TASK INSTRUCTIONS:
Copy every line that mentions the word "Липецкой".

MATERIALS PROVIDED:
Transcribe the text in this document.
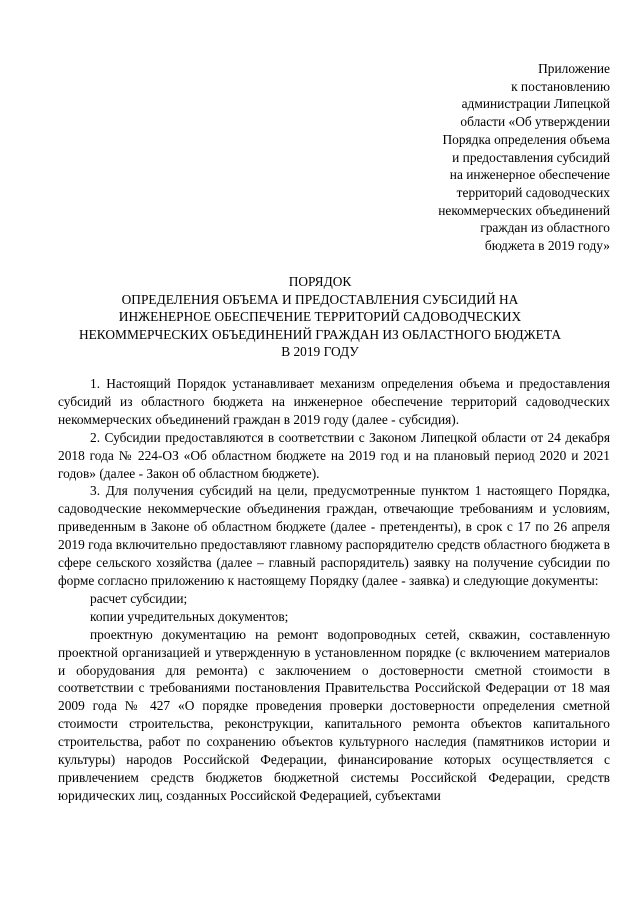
Приложение
к постановлению
администрации Липецкой
области «Об утверждении
Порядка определения объема
и предоставления субсидий
на инженерное обеспечение
территорий садоводческих
некоммерческих объединений
граждан из областного
бюджета в 2019 году»
ПОРЯДОК
ОПРЕДЕЛЕНИЯ ОБЪЕМА И ПРЕДОСТАВЛЕНИЯ СУБСИДИЙ НА
ИНЖЕНЕРНОЕ ОБЕСПЕЧЕНИЕ ТЕРРИТОРИЙ САДОВОДЧЕСКИХ
НЕКОММЕРЧЕСКИХ ОБЪЕДИНЕНИЙ ГРАЖДАН ИЗ ОБЛАСТНОГО БЮДЖЕТА
В 2019 ГОДУ

1. Настоящий Порядок устанавливает механизм определения объема и предоставления субсидий из областного бюджета на инженерное обеспечение территорий садоводческих некоммерческих объединений граждан в 2019 году (далее - субсидия).

2. Субсидии предоставляются в соответствии с Законом Липецкой области от 24 декабря 2018 года № 224-ОЗ «Об областном бюджете на 2019 год и на плановый период 2020 и 2021 годов» (далее - Закон об областном бюджете).

3. Для получения субсидий на цели, предусмотренные пунктом 1 настоящего Порядка, садоводческие некоммерческие объединения граждан, отвечающие требованиям и условиям, приведенным в Законе об областном бюджете (далее - претенденты), в срок с 17 по 26 апреля 2019 года включительно предоставляют главному распорядителю средств областного бюджета в сфере сельского хозяйства (далее – главный распорядитель) заявку на получение субсидии по форме согласно приложению к настоящему Порядку (далее - заявка) и следующие документы:

расчет субсидии;

копии учредительных документов;

проектную документацию на ремонт водопроводных сетей, скважин, составленную проектной организацией и утвержденную в установленном порядке (с включением материалов и оборудования для ремонта) с заключением о достоверности сметной стоимости в соответствии с требованиями постановления Правительства Российской Федерации от 18 мая 2009 года № 427 «О порядке проведения проверки достоверности определения сметной стоимости строительства, реконструкции, капитального ремонта объектов капитального строительства, работ по сохранению объектов культурного наследия (памятников истории и культуры) народов Российской Федерации, финансирование которых осуществляется с привлечением средств бюджетов бюджетной системы Российской Федерации, средств юридических лиц, созданных Российской Федерацией, субъектами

WRITTEN SOLUTION:
администрации Липецкой
2. Субсидии предоставляются в соответствии с Законом Липецкой области от 24 декабря 2018 года № 224-ОЗ «Об областном бюджете на 2019 год и на плановый период 2020 и 2021 годов» (далее - Закон об областном бюджете).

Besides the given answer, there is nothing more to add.